━━━━━ PROVIDED MATERIAL

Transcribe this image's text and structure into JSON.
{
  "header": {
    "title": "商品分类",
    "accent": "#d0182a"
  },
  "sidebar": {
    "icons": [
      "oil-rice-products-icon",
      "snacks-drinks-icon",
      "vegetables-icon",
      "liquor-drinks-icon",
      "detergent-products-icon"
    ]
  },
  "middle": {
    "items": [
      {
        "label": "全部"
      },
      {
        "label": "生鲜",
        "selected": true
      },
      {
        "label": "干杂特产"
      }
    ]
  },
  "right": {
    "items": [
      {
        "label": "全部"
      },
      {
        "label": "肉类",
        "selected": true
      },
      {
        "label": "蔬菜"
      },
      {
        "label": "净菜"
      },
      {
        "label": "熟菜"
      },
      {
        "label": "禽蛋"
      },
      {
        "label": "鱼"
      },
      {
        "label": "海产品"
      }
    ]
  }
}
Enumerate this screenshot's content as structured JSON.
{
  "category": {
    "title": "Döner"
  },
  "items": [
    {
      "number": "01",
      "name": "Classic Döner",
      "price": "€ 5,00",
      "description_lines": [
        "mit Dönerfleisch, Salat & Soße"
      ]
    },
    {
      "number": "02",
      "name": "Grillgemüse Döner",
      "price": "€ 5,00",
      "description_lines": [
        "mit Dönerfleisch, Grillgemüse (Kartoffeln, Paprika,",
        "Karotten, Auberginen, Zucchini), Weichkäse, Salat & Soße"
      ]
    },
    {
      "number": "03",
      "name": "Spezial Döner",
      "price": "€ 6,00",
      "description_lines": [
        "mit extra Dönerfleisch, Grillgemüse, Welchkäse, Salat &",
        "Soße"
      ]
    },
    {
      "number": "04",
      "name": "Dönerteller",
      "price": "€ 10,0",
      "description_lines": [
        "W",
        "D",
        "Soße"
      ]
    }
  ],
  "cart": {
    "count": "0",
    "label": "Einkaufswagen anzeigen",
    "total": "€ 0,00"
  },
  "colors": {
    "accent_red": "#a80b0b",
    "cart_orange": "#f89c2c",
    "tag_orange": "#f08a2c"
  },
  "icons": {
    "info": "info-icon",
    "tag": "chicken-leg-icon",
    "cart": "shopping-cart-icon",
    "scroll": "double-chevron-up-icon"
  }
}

━━━━━━━━━━

GIVEN TASK:
Your task is to repeat every line exactly.

ANSWER FOR THIS EXERCISE:
Transcribe this image's text and structure into JSON.
{
  "header": {
    "title": "商品分类",
    "accent": "#d0182a"
  },
  "sidebar": {
    "icons": [
      "oil-rice-products-icon",
      "snacks-drinks-icon",
      "vegetables-icon",
      "liquor-drinks-icon",
      "detergent-products-icon"
    ]
  },
  "middle": {
    "items": [
      {
        "label": "全部"
      },
      {
        "label": "生鲜",
        "selected": true
      },
      {
        "label": "干杂特产"
      }
    ]
  },
  "right": {
    "items": [
      {
        "label": "全部"
      },
      {
        "label": "肉类",
        "selected": true
      },
      {
        "label": "蔬菜"
      },
      {
        "label": "净菜"
      },
      {
        "label": "熟菜"
      },
      {
        "label": "禽蛋"
      },
      {
        "label": "鱼"
      },
      {
        "label": "海产品"
      }
    ]
  }
}
Enumerate this screenshot's content as structured JSON.
{
  "category": {
    "title": "Döner"
  },
  "items": [
    {
      "number": "01",
      "name": "Classic Döner",
      "price": "€ 5,00",
      "description_lines": [
        "mit Dönerfleisch, Salat & Soße"
      ]
    },
    {
      "number": "02",
      "name": "Grillgemüse Döner",
      "price": "€ 5,00",
      "description_lines": [
        "mit Dönerfleisch, Grillgemüse (Kartoffeln, Paprika,",
        "Karotten, Auberginen, Zucchini), Weichkäse, Salat & Soße"
      ]
    },
    {
      "number": "03",
      "name": "Spezial Döner",
      "price": "€ 6,00",
      "description_lines": [
        "mit extra Dönerfleisch, Grillgemüse, Welchkäse, Salat &",
        "Soße"
      ]
    },
    {
      "number": "04",
      "name": "Dönerteller",
      "price": "€ 10,0",
      "description_lines": [
        "W",
        "D",
        "Soße"
      ]
    }
  ],
  "cart": {
    "count": "0",
    "label": "Einkaufswagen anzeigen",
    "total": "€ 0,00"
  },
  "colors": {
    "accent_red": "#a80b0b",
    "cart_orange": "#f89c2c",
    "tag_orange": "#f08a2c"
  },
  "icons": {
    "info": "info-icon",
    "tag": "chicken-leg-icon",
    "cart": "shopping-cart-icon",
    "scroll": "double-chevron-up-icon"
  }
}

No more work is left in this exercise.